Request: Are you able to retype all the records below exactly?
_ _ _
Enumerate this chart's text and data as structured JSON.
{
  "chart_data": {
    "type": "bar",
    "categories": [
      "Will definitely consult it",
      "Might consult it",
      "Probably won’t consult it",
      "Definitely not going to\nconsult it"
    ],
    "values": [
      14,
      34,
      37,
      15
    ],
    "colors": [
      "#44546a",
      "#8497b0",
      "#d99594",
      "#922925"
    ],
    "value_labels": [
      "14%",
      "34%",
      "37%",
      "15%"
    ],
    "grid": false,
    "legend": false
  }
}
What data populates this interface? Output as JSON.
_ _ _
Written answer:
Enumerate this chart's text and data as structured JSON.
{
  "chart_data": {
    "type": "bar",
    "categories": [
      "Will definitely consult it",
      "Might consult it",
      "Probably won’t consult it",
      "Definitely not going to\nconsult it"
    ],
    "values": [
      14,
      34,
      37,
      15
    ],
    "colors": [
      "#44546a",
      "#8497b0",
      "#d99594",
      "#922925"
    ],
    "value_labels": [
      "14%",
      "34%",
      "37%",
      "15%"
    ],
    "grid": false,
    "legend": false
  }
}
What data populates this interface? Output as JSON.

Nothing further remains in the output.